* Start *

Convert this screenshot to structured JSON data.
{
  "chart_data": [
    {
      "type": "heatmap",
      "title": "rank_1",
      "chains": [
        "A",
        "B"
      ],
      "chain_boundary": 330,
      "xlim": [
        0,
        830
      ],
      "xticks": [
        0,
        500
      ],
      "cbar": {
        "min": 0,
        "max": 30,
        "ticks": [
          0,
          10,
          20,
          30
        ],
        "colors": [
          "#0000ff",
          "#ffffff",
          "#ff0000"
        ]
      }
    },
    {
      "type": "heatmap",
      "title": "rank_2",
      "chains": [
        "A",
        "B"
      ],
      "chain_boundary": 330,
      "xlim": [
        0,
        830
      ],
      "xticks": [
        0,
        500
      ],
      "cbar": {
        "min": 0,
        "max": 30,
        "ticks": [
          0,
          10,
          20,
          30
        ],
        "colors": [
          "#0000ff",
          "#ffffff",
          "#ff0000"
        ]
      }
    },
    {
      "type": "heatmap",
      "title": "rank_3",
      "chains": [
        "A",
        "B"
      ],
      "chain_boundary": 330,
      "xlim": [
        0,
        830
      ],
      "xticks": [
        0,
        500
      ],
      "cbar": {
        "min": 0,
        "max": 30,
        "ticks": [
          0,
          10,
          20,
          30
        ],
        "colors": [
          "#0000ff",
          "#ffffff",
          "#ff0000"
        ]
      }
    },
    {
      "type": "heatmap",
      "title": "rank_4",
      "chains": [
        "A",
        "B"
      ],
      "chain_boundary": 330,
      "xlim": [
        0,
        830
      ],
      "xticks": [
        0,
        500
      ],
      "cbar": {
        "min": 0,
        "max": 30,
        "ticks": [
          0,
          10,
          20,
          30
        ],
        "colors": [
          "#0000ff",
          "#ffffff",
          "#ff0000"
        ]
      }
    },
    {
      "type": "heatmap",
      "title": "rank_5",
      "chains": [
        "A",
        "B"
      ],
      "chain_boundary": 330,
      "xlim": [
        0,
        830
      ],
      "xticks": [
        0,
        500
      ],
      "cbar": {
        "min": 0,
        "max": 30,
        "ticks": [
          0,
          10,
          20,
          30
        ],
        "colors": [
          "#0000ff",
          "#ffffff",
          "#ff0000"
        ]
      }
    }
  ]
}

* End *
* Start *

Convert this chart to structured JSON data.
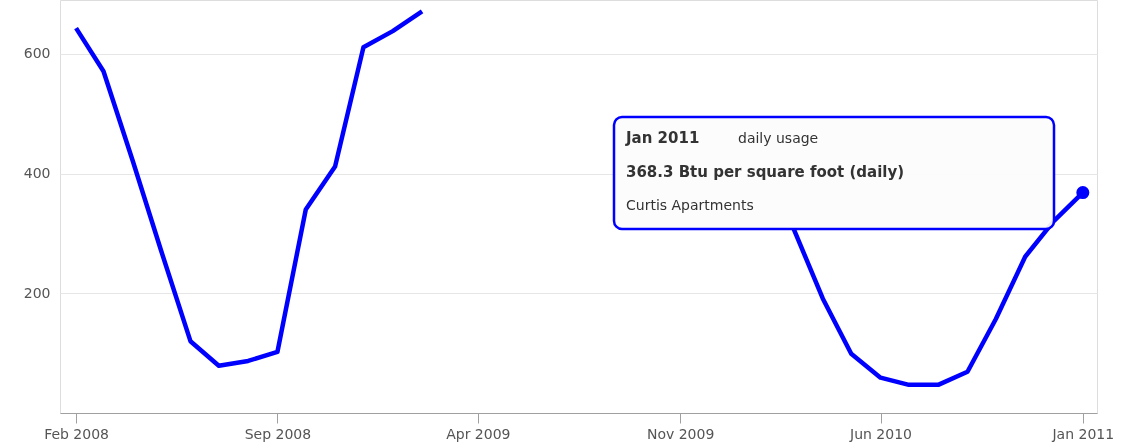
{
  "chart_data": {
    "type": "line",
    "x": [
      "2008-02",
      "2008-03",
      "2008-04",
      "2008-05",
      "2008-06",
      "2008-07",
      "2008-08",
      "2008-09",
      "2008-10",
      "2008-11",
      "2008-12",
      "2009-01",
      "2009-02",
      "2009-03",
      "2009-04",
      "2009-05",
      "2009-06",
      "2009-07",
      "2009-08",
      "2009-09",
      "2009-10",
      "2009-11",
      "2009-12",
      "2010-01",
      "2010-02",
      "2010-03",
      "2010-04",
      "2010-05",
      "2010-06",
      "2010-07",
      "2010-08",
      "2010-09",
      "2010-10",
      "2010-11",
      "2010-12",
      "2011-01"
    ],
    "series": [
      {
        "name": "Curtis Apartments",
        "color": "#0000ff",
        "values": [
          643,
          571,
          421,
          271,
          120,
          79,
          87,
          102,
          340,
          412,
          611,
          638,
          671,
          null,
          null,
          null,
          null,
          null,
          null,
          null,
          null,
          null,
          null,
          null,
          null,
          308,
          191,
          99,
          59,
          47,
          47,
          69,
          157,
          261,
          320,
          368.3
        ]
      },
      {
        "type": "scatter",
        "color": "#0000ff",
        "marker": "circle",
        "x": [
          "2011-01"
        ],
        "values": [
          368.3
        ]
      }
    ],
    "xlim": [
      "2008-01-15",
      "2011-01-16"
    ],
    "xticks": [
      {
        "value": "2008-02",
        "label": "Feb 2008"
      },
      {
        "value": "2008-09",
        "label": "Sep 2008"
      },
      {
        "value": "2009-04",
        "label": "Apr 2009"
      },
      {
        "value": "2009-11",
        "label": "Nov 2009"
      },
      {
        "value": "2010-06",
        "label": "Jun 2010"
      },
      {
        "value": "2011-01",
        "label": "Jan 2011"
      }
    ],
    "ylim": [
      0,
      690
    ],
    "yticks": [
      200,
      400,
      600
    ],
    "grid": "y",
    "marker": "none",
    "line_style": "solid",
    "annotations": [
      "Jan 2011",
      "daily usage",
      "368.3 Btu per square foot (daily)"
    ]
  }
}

* End *

#### What to produce
Read through the entries and copy every line that includes "label".

#### Exercise solution
        "label": "Feb 2008"
        "label": "Sep 2008"
        "label": "Apr 2009"
        "label": "Nov 2009"
        "label": "Jun 2010"
        "label": "Jan 2011"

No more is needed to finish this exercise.